SHORT EXERCISE:
Without the pictures, copy the entries below word for word.

-- Start --

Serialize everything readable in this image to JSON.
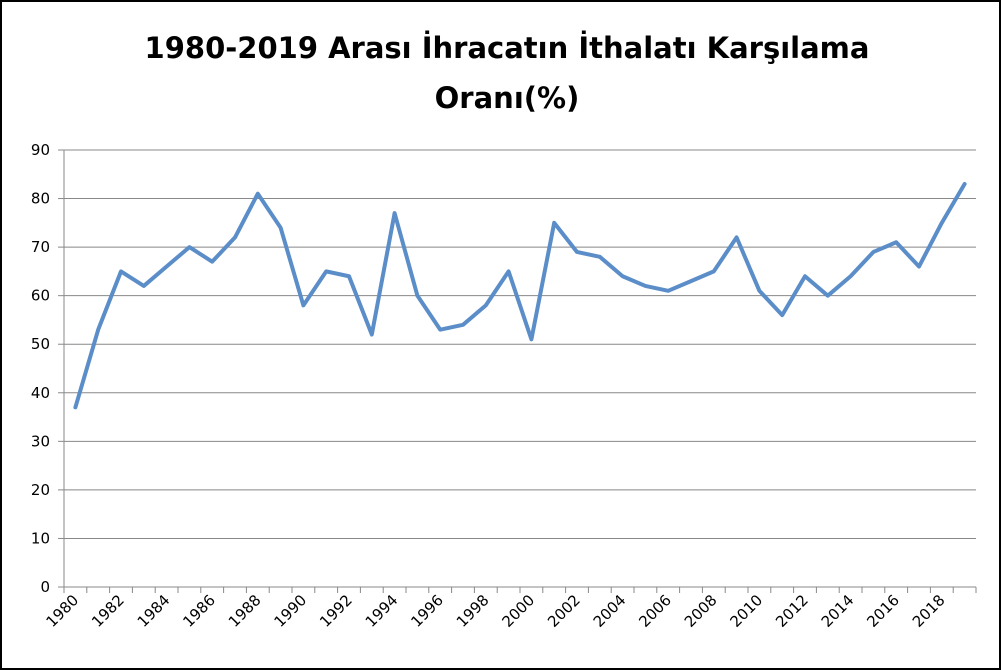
{
  "chart_data": {
    "type": "line",
    "title": [
      "1980-2019 Arası İhracatın İthalatı Karşılama",
      "Oranı(%)"
    ],
    "categories": [
      "1980",
      null,
      "1982",
      null,
      "1984",
      null,
      "1986",
      null,
      "1988",
      null,
      "1990",
      null,
      "1992",
      null,
      "1994",
      null,
      "1996",
      null,
      "1998",
      null,
      "2000",
      null,
      "2002",
      null,
      "2004",
      null,
      "2006",
      null,
      "2008",
      null,
      "2010",
      null,
      "2012",
      null,
      "2014",
      null,
      "2016",
      null,
      "2018",
      null
    ],
    "series": [
      {
        "color": "#5b8ec8",
        "values": [
          37,
          53,
          65,
          62,
          66,
          70,
          67,
          72,
          81,
          74,
          58,
          65,
          64,
          52,
          77,
          60,
          53,
          54,
          58,
          65,
          51,
          75,
          69,
          68,
          64,
          62,
          61,
          63,
          65,
          72,
          61,
          56,
          64,
          60,
          64,
          69,
          71,
          66,
          75,
          83
        ]
      }
    ],
    "ylim": [
      0,
      90
    ],
    "yticks": [
      0,
      10,
      20,
      30,
      40,
      50,
      60,
      70,
      80,
      90
    ],
    "grid": true
  }
}
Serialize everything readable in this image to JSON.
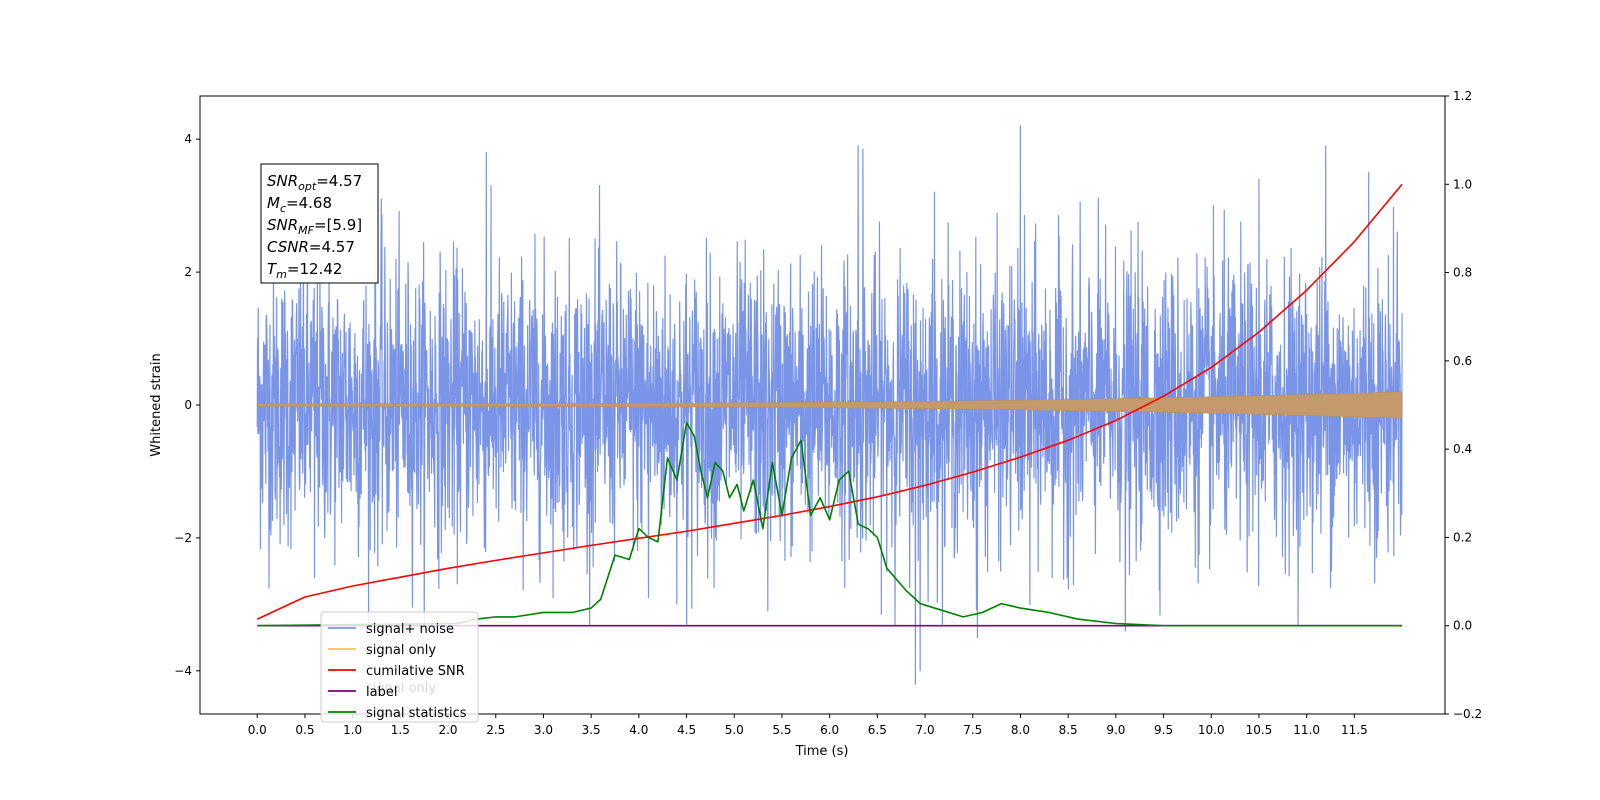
{
  "chart_data": {
    "type": "line",
    "title": "",
    "xlabel": "Time (s)",
    "ylabel_left": "Whitened strain",
    "ylabel_right": "",
    "xlim": [
      -0.6,
      12.45
    ],
    "ylim_left": [
      -4.65,
      4.65
    ],
    "ylim_right": [
      -0.2,
      1.2
    ],
    "x_ticks": [
      "0.0",
      "0.5",
      "1.0",
      "1.5",
      "2.0",
      "2.5",
      "3.0",
      "3.5",
      "4.0",
      "4.5",
      "5.0",
      "5.5",
      "6.0",
      "6.5",
      "7.0",
      "7.5",
      "8.0",
      "8.5",
      "9.0",
      "9.5",
      "10.0",
      "10.5",
      "11.0",
      "11.5"
    ],
    "y_ticks_left": [
      "−4",
      "−2",
      "0",
      "2",
      "4"
    ],
    "y_ticks_right": [
      "−0.2",
      "0.0",
      "0.2",
      "0.4",
      "0.6",
      "0.8",
      "1.0",
      "1.2"
    ],
    "annotation": {
      "lines": [
        {
          "sym": "SNR",
          "sub": "opt",
          "val": "=4.57"
        },
        {
          "sym": "M",
          "sub": "c",
          "val": "=4.68"
        },
        {
          "sym": "SNR",
          "sub": "MF",
          "val": "=[5.9]"
        },
        {
          "sym": "CSNR",
          "sub": "",
          "val": "=4.57"
        },
        {
          "sym": "T",
          "sub": "m",
          "val": "=12.42"
        }
      ]
    },
    "legend": {
      "placement": "lower-left",
      "entries": [
        {
          "label": "signal+ noise",
          "color": "#7a95e8"
        },
        {
          "label": "signal only",
          "color": "#ffc34d"
        },
        {
          "label": "cumilative SNR",
          "color": "#ff0000"
        },
        {
          "label": "label",
          "color": "#800080"
        },
        {
          "label": "signal statistics",
          "color": "#008000"
        }
      ],
      "ghost_label": "signal only"
    },
    "series": [
      {
        "name": "signal+ noise",
        "axis": "left",
        "kind": "noise",
        "x_range": [
          0.0,
          12.0
        ],
        "std": 1.0,
        "color": "#7a95e8"
      },
      {
        "name": "signal only",
        "axis": "left",
        "kind": "chirp",
        "amp_start": 0.02,
        "amp_end": 0.2,
        "color": "#c49a6c"
      },
      {
        "name": "cumilative SNR",
        "axis": "right",
        "color": "#ff0000",
        "x": [
          0.0,
          0.5,
          1.0,
          1.5,
          2.0,
          2.5,
          3.0,
          3.5,
          4.0,
          4.5,
          5.0,
          5.5,
          6.0,
          6.5,
          7.0,
          7.5,
          8.0,
          8.5,
          9.0,
          9.5,
          10.0,
          10.5,
          11.0,
          11.5,
          12.0
        ],
        "y": [
          0.015,
          0.065,
          0.09,
          0.11,
          0.13,
          0.148,
          0.165,
          0.182,
          0.198,
          0.214,
          0.232,
          0.25,
          0.27,
          0.292,
          0.318,
          0.348,
          0.382,
          0.42,
          0.465,
          0.52,
          0.585,
          0.665,
          0.76,
          0.87,
          1.0
        ]
      },
      {
        "name": "label",
        "axis": "right",
        "color": "#800080",
        "x": [
          0.0,
          12.0
        ],
        "y": [
          0.0,
          0.0
        ]
      },
      {
        "name": "signal statistics",
        "axis": "right",
        "color": "#008000",
        "x": [
          0.0,
          2.1,
          2.3,
          2.5,
          2.7,
          3.0,
          3.3,
          3.5,
          3.6,
          3.75,
          3.9,
          4.0,
          4.1,
          4.2,
          4.3,
          4.4,
          4.5,
          4.58,
          4.65,
          4.72,
          4.8,
          4.88,
          4.95,
          5.03,
          5.1,
          5.2,
          5.3,
          5.4,
          5.5,
          5.6,
          5.7,
          5.8,
          5.9,
          6.0,
          6.1,
          6.2,
          6.3,
          6.4,
          6.5,
          6.6,
          6.8,
          6.95,
          7.1,
          7.4,
          7.6,
          7.8,
          8.0,
          8.3,
          8.6,
          9.0,
          9.5,
          10.5,
          12.0
        ],
        "y": [
          0.0,
          0.005,
          0.015,
          0.02,
          0.02,
          0.03,
          0.03,
          0.04,
          0.06,
          0.16,
          0.15,
          0.22,
          0.2,
          0.19,
          0.38,
          0.33,
          0.46,
          0.43,
          0.35,
          0.29,
          0.37,
          0.35,
          0.29,
          0.32,
          0.26,
          0.33,
          0.22,
          0.37,
          0.25,
          0.38,
          0.42,
          0.25,
          0.29,
          0.24,
          0.33,
          0.35,
          0.23,
          0.22,
          0.2,
          0.13,
          0.08,
          0.05,
          0.04,
          0.02,
          0.03,
          0.05,
          0.04,
          0.03,
          0.015,
          0.005,
          0.0,
          0.0,
          0.0
        ]
      }
    ],
    "noise_spikes": [
      {
        "x": 0.6,
        "y": -2.6
      },
      {
        "x": 1.3,
        "y": 3.1
      },
      {
        "x": 2.4,
        "y": 3.8
      },
      {
        "x": 3.1,
        "y": -2.9
      },
      {
        "x": 4.1,
        "y": -2.9
      },
      {
        "x": 4.5,
        "y": -3.3
      },
      {
        "x": 5.35,
        "y": -3.1
      },
      {
        "x": 6.3,
        "y": 3.9
      },
      {
        "x": 6.35,
        "y": 3.85
      },
      {
        "x": 6.9,
        "y": -4.2
      },
      {
        "x": 6.95,
        "y": -4.0
      },
      {
        "x": 7.1,
        "y": 3.2
      },
      {
        "x": 7.55,
        "y": -3.5
      },
      {
        "x": 8.0,
        "y": 4.2
      },
      {
        "x": 8.1,
        "y": -3.0
      },
      {
        "x": 9.1,
        "y": -3.4
      },
      {
        "x": 10.5,
        "y": 3.4
      },
      {
        "x": 11.2,
        "y": 3.9
      },
      {
        "x": 11.65,
        "y": 3.5
      },
      {
        "x": 11.95,
        "y": 2.6
      }
    ]
  }
}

-- End --

SOLUTION FOR THIS TASK:
Serialize everything readable in this image to JSON.
{
  "chart_data": {
    "type": "line",
    "title": [
      "1980-2019 Arası İhracatın İthalatı Karşılama",
      "Oranı(%)"
    ],
    "categories": [
      "1980",
      null,
      "1982",
      null,
      "1984",
      null,
      "1986",
      null,
      "1988",
      null,
      "1990",
      null,
      "1992",
      null,
      "1994",
      null,
      "1996",
      null,
      "1998",
      null,
      "2000",
      null,
      "2002",
      null,
      "2004",
      null,
      "2006",
      null,
      "2008",
      null,
      "2010",
      null,
      "2012",
      null,
      "2014",
      null,
      "2016",
      null,
      "2018",
      null
    ],
    "series": [
      {
        "color": "#5b8ec8",
        "values": [
          37,
          53,
          65,
          62,
          66,
          70,
          67,
          72,
          81,
          74,
          58,
          65,
          64,
          52,
          77,
          60,
          53,
          54,
          58,
          65,
          51,
          75,
          69,
          68,
          64,
          62,
          61,
          63,
          65,
          72,
          61,
          56,
          64,
          60,
          64,
          69,
          71,
          66,
          75,
          83
        ]
      }
    ],
    "ylim": [
      0,
      90
    ],
    "yticks": [
      0,
      10,
      20,
      30,
      40,
      50,
      60,
      70,
      80,
      90
    ],
    "grid": true
  }
}
Serialize everything readable in this image to JSON.
{
  "chart_data": {
    "type": "line",
    "title": "",
    "xlabel": "Time (s)",
    "ylabel_left": "Whitened strain",
    "ylabel_right": "",
    "xlim": [
      -0.6,
      12.45
    ],
    "ylim_left": [
      -4.65,
      4.65
    ],
    "ylim_right": [
      -0.2,
      1.2
    ],
    "x_ticks": [
      "0.0",
      "0.5",
      "1.0",
      "1.5",
      "2.0",
      "2.5",
      "3.0",
      "3.5",
      "4.0",
      "4.5",
      "5.0",
      "5.5",
      "6.0",
      "6.5",
      "7.0",
      "7.5",
      "8.0",
      "8.5",
      "9.0",
      "9.5",
      "10.0",
      "10.5",
      "11.0",
      "11.5"
    ],
    "y_ticks_left": [
      "−4",
      "−2",
      "0",
      "2",
      "4"
    ],
    "y_ticks_right": [
      "−0.2",
      "0.0",
      "0.2",
      "0.4",
      "0.6",
      "0.8",
      "1.0",
      "1.2"
    ],
    "annotation": {
      "lines": [
        {
          "sym": "SNR",
          "sub": "opt",
          "val": "=4.57"
        },
        {
          "sym": "M",
          "sub": "c",
          "val": "=4.68"
        },
        {
          "sym": "SNR",
          "sub": "MF",
          "val": "=[5.9]"
        },
        {
          "sym": "CSNR",
          "sub": "",
          "val": "=4.57"
        },
        {
          "sym": "T",
          "sub": "m",
          "val": "=12.42"
        }
      ]
    },
    "legend": {
      "placement": "lower-left",
      "entries": [
        {
          "label": "signal+ noise",
          "color": "#7a95e8"
        },
        {
          "label": "signal only",
          "color": "#ffc34d"
        },
        {
          "label": "cumilative SNR",
          "color": "#ff0000"
        },
        {
          "label": "label",
          "color": "#800080"
        },
        {
          "label": "signal statistics",
          "color": "#008000"
        }
      ],
      "ghost_label": "signal only"
    },
    "series": [
      {
        "name": "signal+ noise",
        "axis": "left",
        "kind": "noise",
        "x_range": [
          0.0,
          12.0
        ],
        "std": 1.0,
        "color": "#7a95e8"
      },
      {
        "name": "signal only",
        "axis": "left",
        "kind": "chirp",
        "amp_start": 0.02,
        "amp_end": 0.2,
        "color": "#c49a6c"
      },
      {
        "name": "cumilative SNR",
        "axis": "right",
        "color": "#ff0000",
        "x": [
          0.0,
          0.5,
          1.0,
          1.5,
          2.0,
          2.5,
          3.0,
          3.5,
          4.0,
          4.5,
          5.0,
          5.5,
          6.0,
          6.5,
          7.0,
          7.5,
          8.0,
          8.5,
          9.0,
          9.5,
          10.0,
          10.5,
          11.0,
          11.5,
          12.0
        ],
        "y": [
          0.015,
          0.065,
          0.09,
          0.11,
          0.13,
          0.148,
          0.165,
          0.182,
          0.198,
          0.214,
          0.232,
          0.25,
          0.27,
          0.292,
          0.318,
          0.348,
          0.382,
          0.42,
          0.465,
          0.52,
          0.585,
          0.665,
          0.76,
          0.87,
          1.0
        ]
      },
      {
        "name": "label",
        "axis": "right",
        "color": "#800080",
        "x": [
          0.0,
          12.0
        ],
        "y": [
          0.0,
          0.0
        ]
      },
      {
        "name": "signal statistics",
        "axis": "right",
        "color": "#008000",
        "x": [
          0.0,
          2.1,
          2.3,
          2.5,
          2.7,
          3.0,
          3.3,
          3.5,
          3.6,
          3.75,
          3.9,
          4.0,
          4.1,
          4.2,
          4.3,
          4.4,
          4.5,
          4.58,
          4.65,
          4.72,
          4.8,
          4.88,
          4.95,
          5.03,
          5.1,
          5.2,
          5.3,
          5.4,
          5.5,
          5.6,
          5.7,
          5.8,
          5.9,
          6.0,
          6.1,
          6.2,
          6.3,
          6.4,
          6.5,
          6.6,
          6.8,
          6.95,
          7.1,
          7.4,
          7.6,
          7.8,
          8.0,
          8.3,
          8.6,
          9.0,
          9.5,
          10.5,
          12.0
        ],
        "y": [
          0.0,
          0.005,
          0.015,
          0.02,
          0.02,
          0.03,
          0.03,
          0.04,
          0.06,
          0.16,
          0.15,
          0.22,
          0.2,
          0.19,
          0.38,
          0.33,
          0.46,
          0.43,
          0.35,
          0.29,
          0.37,
          0.35,
          0.29,
          0.32,
          0.26,
          0.33,
          0.22,
          0.37,
          0.25,
          0.38,
          0.42,
          0.25,
          0.29,
          0.24,
          0.33,
          0.35,
          0.23,
          0.22,
          0.2,
          0.13,
          0.08,
          0.05,
          0.04,
          0.02,
          0.03,
          0.05,
          0.04,
          0.03,
          0.015,
          0.005,
          0.0,
          0.0,
          0.0
        ]
      }
    ],
    "noise_spikes": [
      {
        "x": 0.6,
        "y": -2.6
      },
      {
        "x": 1.3,
        "y": 3.1
      },
      {
        "x": 2.4,
        "y": 3.8
      },
      {
        "x": 3.1,
        "y": -2.9
      },
      {
        "x": 4.1,
        "y": -2.9
      },
      {
        "x": 4.5,
        "y": -3.3
      },
      {
        "x": 5.35,
        "y": -3.1
      },
      {
        "x": 6.3,
        "y": 3.9
      },
      {
        "x": 6.35,
        "y": 3.85
      },
      {
        "x": 6.9,
        "y": -4.2
      },
      {
        "x": 6.95,
        "y": -4.0
      },
      {
        "x": 7.1,
        "y": 3.2
      },
      {
        "x": 7.55,
        "y": -3.5
      },
      {
        "x": 8.0,
        "y": 4.2
      },
      {
        "x": 8.1,
        "y": -3.0
      },
      {
        "x": 9.1,
        "y": -3.4
      },
      {
        "x": 10.5,
        "y": 3.4
      },
      {
        "x": 11.2,
        "y": 3.9
      },
      {
        "x": 11.65,
        "y": 3.5
      },
      {
        "x": 11.95,
        "y": 2.6
      }
    ]
  }
}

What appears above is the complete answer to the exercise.